Scan the listing below for the string "providers" and copy each line where it turns up.
Exercise data section start
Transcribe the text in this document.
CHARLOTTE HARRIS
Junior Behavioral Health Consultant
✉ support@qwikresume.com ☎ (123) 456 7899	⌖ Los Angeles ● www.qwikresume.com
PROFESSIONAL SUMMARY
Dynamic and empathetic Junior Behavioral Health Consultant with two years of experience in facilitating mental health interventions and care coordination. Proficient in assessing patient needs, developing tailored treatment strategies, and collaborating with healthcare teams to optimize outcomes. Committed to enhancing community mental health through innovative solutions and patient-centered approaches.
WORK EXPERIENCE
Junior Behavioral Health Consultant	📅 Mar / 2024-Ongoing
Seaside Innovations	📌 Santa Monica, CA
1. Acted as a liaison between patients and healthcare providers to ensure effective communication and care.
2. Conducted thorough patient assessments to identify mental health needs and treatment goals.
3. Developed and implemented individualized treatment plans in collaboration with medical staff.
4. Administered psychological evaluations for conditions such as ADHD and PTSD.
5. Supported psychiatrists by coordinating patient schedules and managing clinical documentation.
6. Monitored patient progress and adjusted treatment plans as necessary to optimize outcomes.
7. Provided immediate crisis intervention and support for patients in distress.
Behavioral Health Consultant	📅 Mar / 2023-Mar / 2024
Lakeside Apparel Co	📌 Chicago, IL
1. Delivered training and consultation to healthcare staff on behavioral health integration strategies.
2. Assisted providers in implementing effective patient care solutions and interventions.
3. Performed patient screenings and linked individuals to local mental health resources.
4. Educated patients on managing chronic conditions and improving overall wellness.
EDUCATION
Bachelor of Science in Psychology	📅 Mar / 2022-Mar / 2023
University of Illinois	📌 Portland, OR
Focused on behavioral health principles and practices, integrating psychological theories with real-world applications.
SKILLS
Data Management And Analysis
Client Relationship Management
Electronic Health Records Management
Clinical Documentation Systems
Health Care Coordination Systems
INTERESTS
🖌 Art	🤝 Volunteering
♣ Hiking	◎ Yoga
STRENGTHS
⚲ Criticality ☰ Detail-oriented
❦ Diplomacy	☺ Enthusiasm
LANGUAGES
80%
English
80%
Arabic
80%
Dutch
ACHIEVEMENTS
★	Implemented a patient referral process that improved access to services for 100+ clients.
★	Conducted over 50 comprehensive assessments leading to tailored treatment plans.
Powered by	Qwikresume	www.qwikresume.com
Exercise data section end
▸ **Solution to the exercise**:
1. Acted as a liaison between patients and healthcare providers to ensure effective communication and care.
2. Assisted providers in implementing effective patient care solutions and interventions.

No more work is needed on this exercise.